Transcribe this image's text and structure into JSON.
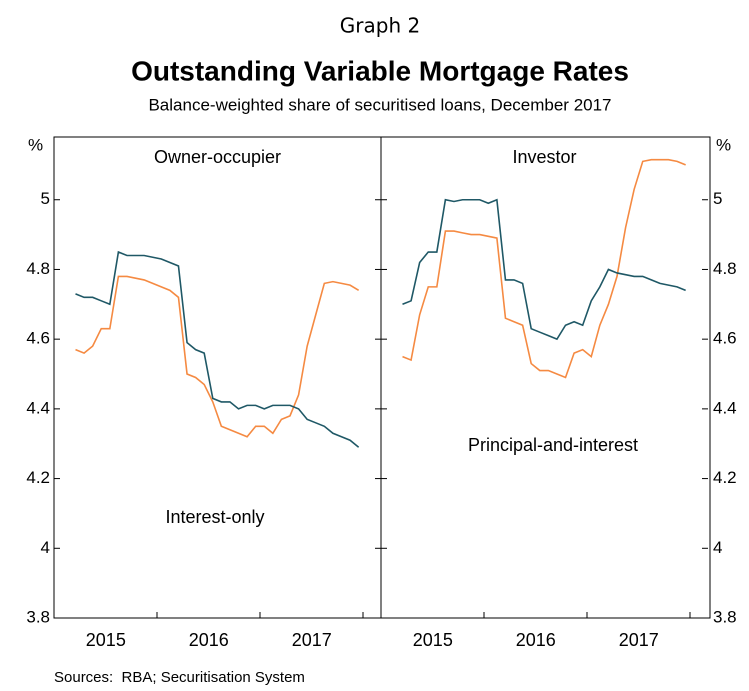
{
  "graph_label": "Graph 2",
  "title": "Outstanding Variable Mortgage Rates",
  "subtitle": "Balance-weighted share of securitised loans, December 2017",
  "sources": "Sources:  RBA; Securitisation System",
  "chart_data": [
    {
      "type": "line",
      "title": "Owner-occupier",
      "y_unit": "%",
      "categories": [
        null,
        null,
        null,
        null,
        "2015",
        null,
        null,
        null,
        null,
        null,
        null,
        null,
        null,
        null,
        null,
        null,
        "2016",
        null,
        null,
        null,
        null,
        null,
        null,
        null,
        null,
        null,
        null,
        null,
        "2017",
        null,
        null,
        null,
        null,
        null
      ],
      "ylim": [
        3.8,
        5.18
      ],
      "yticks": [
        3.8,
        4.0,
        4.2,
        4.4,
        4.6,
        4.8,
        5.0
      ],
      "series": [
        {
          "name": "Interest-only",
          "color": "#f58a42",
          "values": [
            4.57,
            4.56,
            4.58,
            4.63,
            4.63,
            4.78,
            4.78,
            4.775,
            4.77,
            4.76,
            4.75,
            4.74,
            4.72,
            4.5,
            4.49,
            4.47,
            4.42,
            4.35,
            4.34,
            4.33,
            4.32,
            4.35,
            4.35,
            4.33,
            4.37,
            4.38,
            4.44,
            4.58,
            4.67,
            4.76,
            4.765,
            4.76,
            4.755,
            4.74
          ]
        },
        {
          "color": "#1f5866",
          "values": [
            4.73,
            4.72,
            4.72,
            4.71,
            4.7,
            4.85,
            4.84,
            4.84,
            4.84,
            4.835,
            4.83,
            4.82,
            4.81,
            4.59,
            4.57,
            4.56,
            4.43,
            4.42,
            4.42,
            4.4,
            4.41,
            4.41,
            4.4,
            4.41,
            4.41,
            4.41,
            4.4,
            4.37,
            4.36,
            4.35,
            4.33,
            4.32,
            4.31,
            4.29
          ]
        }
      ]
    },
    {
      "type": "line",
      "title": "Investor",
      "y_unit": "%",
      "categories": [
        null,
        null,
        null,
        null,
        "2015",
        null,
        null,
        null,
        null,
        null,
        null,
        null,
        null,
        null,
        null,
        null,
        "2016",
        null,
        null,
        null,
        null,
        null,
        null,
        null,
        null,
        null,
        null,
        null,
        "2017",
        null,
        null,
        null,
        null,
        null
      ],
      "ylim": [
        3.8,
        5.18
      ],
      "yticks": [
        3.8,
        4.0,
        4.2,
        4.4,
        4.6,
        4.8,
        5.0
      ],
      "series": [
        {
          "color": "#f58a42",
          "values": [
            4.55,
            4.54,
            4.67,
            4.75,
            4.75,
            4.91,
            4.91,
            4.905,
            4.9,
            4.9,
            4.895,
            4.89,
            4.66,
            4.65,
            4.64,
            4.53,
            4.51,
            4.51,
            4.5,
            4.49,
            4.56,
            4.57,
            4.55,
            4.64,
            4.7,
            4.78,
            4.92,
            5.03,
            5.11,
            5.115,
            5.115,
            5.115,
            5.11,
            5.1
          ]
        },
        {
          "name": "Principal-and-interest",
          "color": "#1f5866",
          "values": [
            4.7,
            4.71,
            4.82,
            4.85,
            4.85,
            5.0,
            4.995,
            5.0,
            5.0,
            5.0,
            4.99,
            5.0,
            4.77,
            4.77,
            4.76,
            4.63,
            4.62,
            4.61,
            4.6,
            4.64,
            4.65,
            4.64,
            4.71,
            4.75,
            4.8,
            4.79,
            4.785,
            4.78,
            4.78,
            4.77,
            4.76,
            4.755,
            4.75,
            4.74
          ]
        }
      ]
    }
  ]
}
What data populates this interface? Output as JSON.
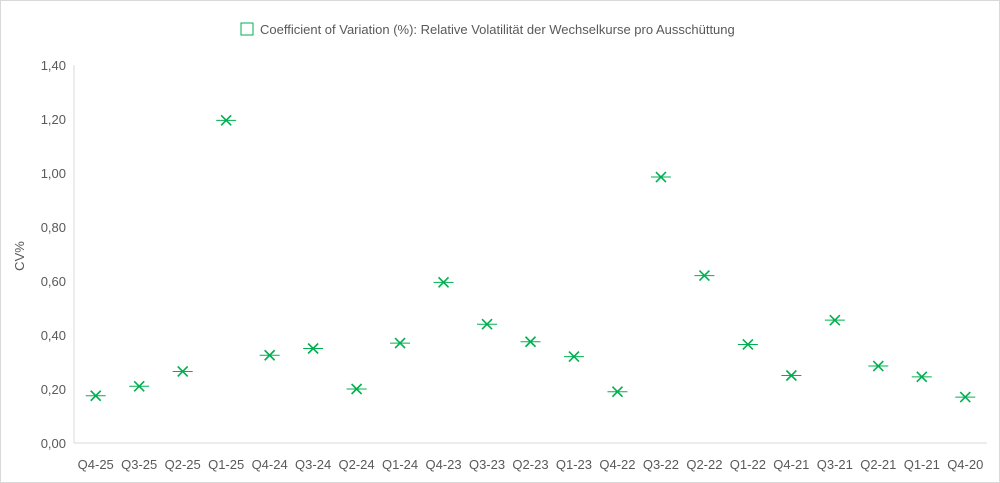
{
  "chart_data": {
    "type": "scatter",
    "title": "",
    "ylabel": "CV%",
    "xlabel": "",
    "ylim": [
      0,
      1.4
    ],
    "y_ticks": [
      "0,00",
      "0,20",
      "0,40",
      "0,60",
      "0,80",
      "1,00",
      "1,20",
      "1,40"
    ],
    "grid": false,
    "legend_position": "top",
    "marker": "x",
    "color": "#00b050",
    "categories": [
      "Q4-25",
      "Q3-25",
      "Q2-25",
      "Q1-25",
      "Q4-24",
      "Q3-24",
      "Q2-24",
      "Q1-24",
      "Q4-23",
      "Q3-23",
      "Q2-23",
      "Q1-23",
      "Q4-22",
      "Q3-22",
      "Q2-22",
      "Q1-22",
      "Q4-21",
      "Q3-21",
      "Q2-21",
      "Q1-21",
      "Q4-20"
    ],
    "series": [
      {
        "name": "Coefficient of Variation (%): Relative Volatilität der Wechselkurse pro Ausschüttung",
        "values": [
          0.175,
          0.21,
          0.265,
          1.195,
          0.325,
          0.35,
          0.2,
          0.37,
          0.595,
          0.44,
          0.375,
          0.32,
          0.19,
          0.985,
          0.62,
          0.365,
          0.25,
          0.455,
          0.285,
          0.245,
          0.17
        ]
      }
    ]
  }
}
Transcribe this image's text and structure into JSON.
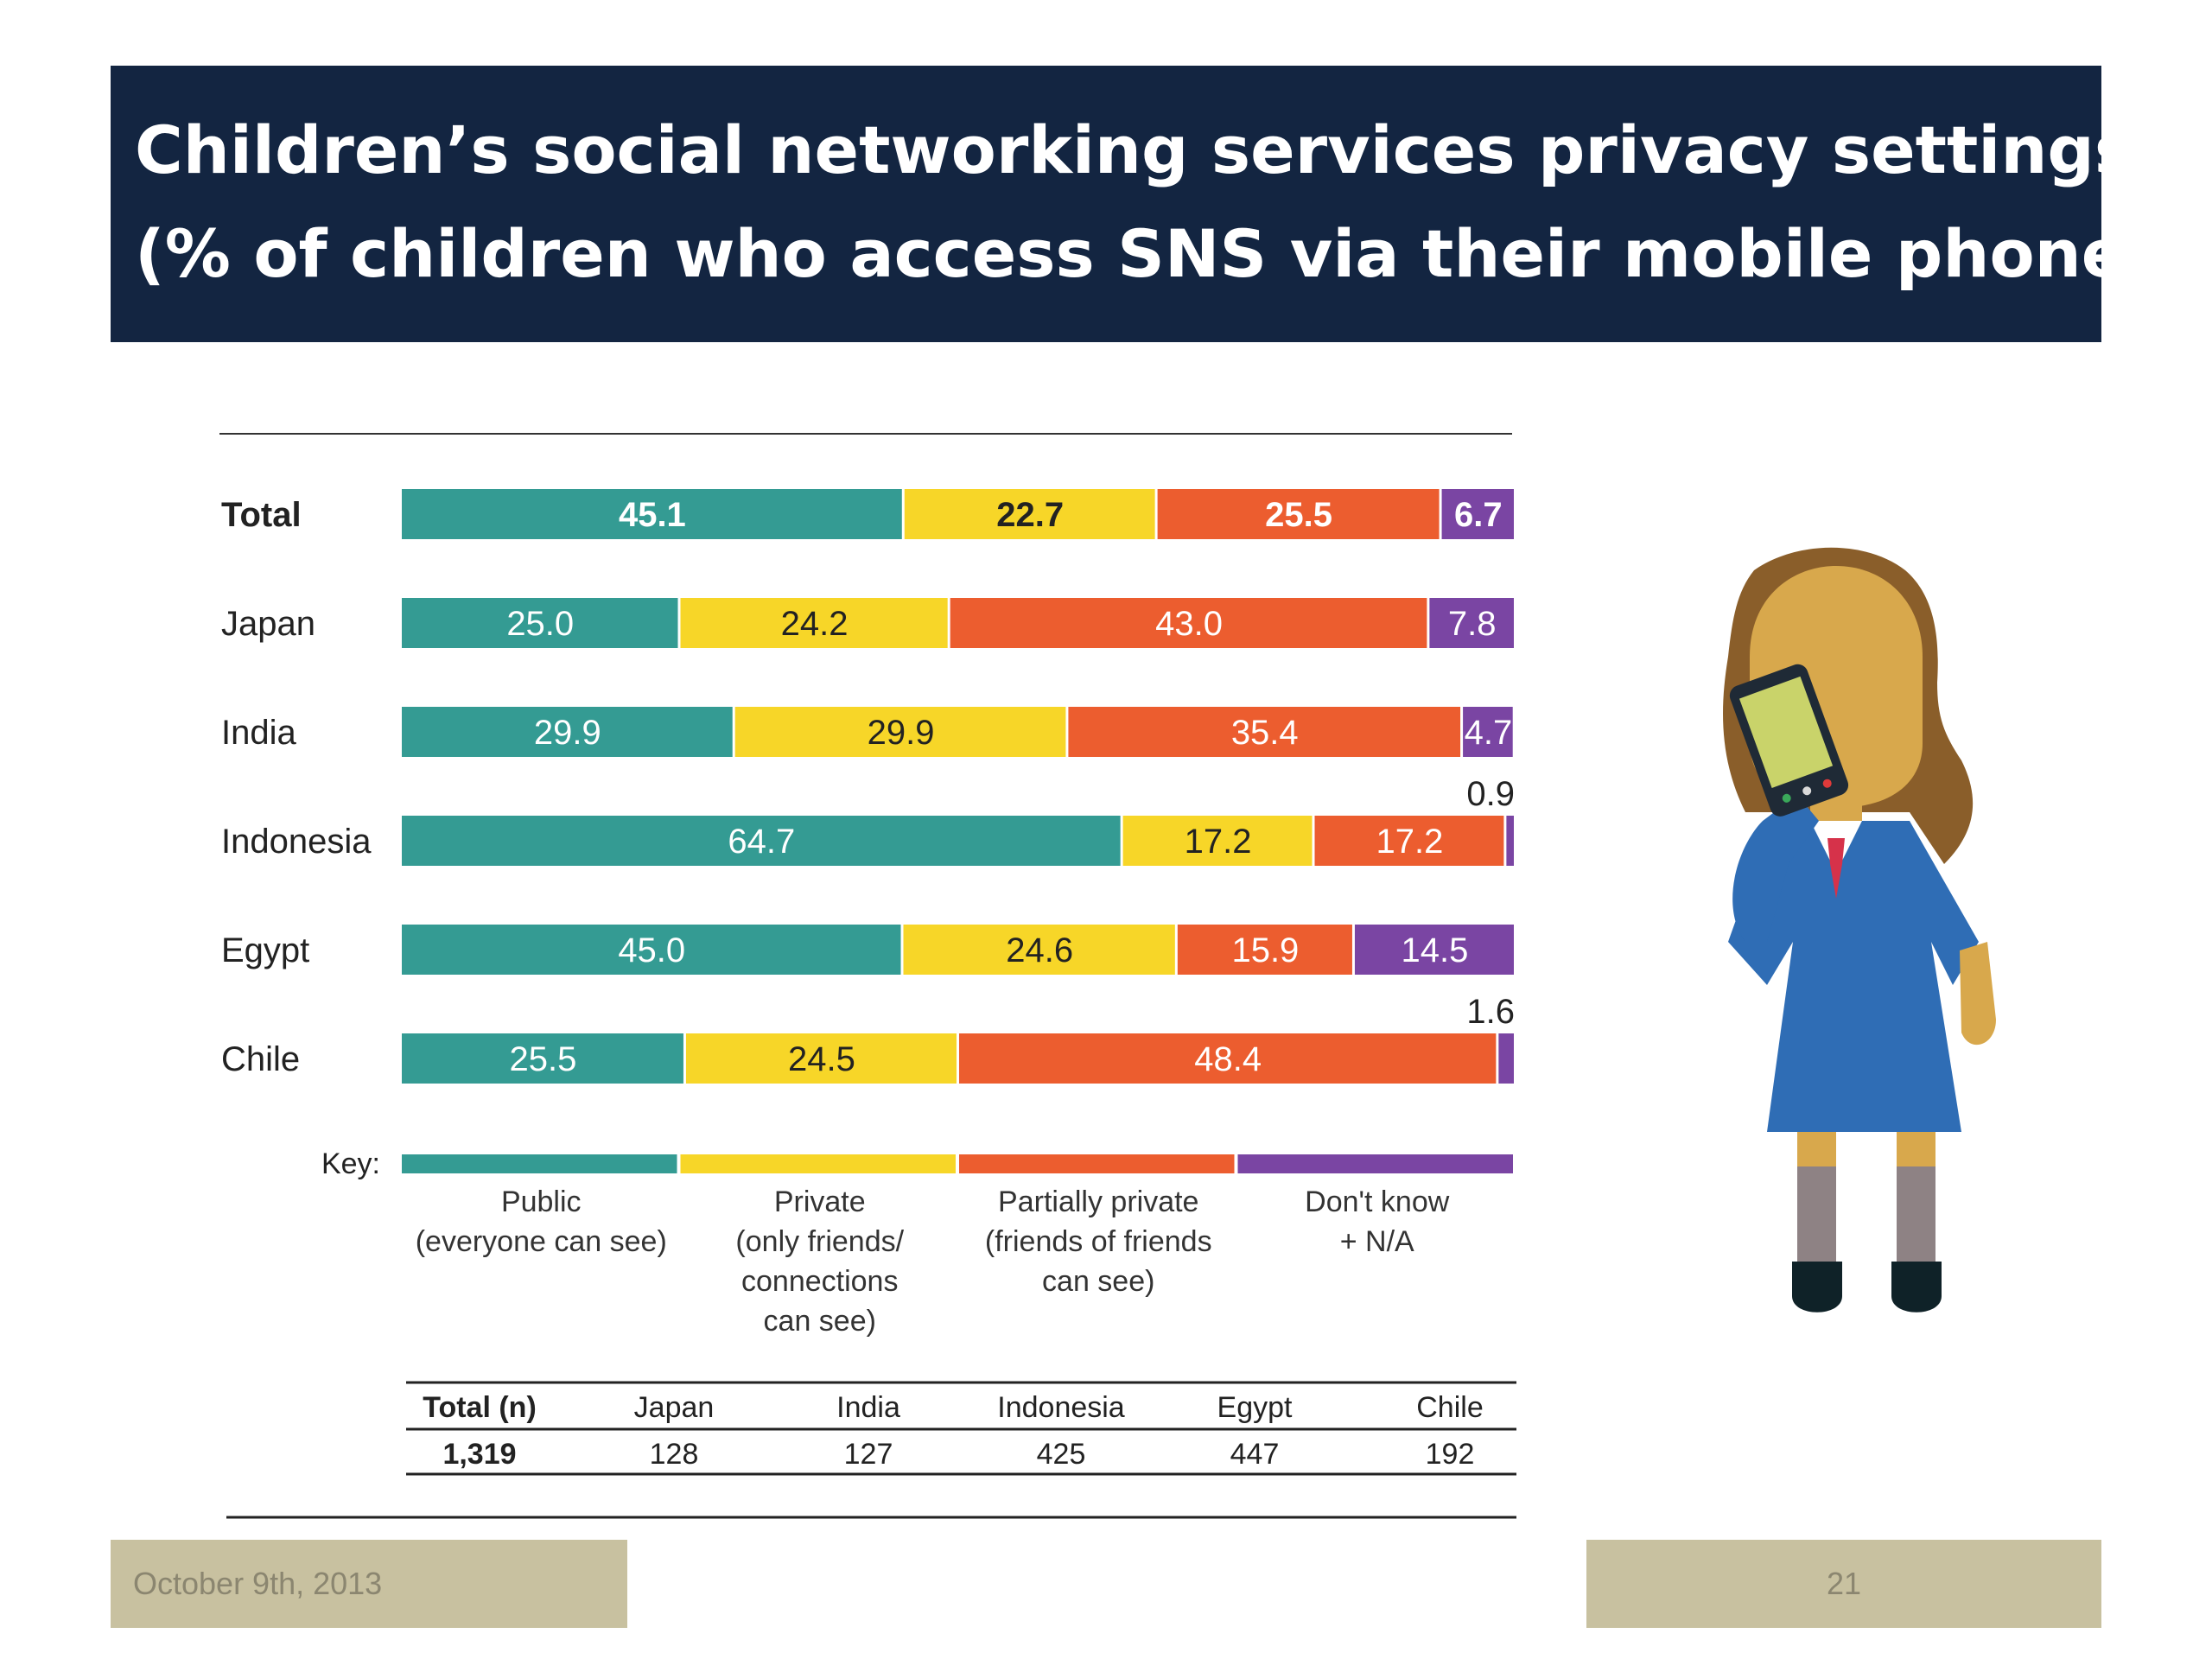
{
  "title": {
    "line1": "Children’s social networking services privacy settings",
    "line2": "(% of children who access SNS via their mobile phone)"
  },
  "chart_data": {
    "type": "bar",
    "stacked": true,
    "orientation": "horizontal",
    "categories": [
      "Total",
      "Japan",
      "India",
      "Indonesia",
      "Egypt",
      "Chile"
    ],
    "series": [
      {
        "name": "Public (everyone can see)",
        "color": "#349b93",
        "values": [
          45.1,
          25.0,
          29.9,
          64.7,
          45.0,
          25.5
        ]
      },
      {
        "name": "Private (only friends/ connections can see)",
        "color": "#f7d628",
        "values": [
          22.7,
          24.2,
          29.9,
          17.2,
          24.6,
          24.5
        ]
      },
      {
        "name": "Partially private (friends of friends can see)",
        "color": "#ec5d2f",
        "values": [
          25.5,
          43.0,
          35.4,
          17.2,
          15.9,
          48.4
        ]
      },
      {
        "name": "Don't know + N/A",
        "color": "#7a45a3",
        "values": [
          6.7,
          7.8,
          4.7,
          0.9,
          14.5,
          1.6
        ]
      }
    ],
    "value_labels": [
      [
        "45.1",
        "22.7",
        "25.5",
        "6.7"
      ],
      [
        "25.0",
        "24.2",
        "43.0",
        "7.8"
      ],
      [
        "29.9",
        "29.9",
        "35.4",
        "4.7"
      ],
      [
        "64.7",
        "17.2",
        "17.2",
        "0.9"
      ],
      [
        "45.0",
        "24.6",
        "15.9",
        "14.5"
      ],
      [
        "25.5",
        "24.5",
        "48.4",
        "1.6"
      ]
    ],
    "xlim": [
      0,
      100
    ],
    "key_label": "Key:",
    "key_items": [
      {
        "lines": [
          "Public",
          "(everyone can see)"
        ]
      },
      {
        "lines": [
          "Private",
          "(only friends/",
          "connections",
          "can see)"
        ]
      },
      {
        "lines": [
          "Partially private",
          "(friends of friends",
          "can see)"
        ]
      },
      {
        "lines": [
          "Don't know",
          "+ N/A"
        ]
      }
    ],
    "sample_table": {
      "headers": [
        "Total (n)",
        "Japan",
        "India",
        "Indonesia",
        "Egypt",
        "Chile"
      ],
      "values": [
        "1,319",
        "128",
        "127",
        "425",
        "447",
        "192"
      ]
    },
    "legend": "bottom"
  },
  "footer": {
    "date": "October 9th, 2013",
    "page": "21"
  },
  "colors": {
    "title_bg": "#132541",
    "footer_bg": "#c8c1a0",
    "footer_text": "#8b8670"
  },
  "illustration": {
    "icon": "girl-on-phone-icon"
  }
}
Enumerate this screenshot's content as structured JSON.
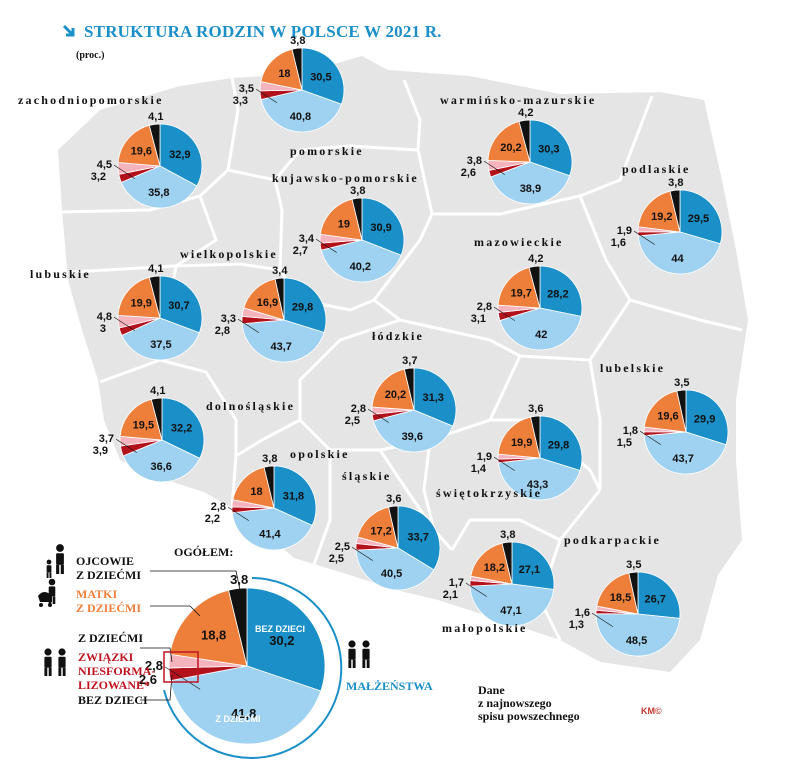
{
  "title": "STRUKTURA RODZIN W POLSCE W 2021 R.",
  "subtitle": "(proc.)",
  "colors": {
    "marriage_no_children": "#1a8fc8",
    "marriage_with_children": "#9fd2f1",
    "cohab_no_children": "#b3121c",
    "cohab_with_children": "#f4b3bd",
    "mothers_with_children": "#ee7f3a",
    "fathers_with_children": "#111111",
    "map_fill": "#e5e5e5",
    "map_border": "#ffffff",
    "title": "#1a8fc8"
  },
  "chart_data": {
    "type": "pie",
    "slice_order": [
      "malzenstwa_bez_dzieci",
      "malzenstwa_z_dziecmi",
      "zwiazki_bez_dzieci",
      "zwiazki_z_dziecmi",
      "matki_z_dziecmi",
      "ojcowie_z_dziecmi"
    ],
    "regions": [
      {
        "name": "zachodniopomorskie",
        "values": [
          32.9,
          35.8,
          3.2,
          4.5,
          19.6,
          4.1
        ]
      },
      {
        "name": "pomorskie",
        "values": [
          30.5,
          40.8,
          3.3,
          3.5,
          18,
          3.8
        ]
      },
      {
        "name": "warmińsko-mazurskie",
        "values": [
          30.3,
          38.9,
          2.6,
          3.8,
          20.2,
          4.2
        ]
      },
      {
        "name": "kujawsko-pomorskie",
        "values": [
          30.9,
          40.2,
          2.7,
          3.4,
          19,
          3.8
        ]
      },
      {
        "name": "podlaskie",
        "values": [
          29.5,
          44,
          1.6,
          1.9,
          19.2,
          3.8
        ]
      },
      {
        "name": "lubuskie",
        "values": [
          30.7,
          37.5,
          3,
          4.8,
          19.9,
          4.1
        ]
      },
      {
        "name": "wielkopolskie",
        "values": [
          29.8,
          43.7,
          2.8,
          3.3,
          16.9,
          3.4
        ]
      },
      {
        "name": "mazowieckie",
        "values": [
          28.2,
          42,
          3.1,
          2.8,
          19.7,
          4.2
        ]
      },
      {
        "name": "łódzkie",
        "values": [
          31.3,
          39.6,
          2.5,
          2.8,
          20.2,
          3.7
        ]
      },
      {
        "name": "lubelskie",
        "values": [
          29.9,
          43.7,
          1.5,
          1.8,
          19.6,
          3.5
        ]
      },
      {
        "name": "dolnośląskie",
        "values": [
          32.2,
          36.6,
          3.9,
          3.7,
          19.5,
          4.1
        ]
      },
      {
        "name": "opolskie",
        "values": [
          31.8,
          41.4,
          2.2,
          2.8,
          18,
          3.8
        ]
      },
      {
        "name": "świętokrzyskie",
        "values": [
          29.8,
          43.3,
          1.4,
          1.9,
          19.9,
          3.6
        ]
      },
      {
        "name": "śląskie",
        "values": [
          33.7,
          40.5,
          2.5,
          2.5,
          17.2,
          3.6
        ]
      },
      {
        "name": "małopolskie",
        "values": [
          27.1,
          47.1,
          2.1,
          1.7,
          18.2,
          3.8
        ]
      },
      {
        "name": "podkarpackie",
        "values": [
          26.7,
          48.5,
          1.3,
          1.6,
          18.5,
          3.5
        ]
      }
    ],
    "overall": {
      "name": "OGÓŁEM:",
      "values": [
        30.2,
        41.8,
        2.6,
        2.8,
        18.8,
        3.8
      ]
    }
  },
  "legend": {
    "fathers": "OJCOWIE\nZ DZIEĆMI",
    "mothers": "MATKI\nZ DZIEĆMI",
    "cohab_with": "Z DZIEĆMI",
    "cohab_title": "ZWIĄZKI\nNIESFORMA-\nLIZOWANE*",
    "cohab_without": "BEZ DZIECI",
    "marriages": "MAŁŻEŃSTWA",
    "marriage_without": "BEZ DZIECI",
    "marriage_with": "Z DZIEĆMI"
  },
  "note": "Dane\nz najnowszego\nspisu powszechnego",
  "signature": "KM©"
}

§ §

Where does the word "DZIEĆMI" appear? Return each line that holds it.

    "fathers": "OJCOWIE\nZ DZIEĆMI",
    "mothers": "MATKI\nZ DZIEĆMI",
    "cohab_with": "Z DZIEĆMI",
    "marriage_with": "Z DZIEĆMI"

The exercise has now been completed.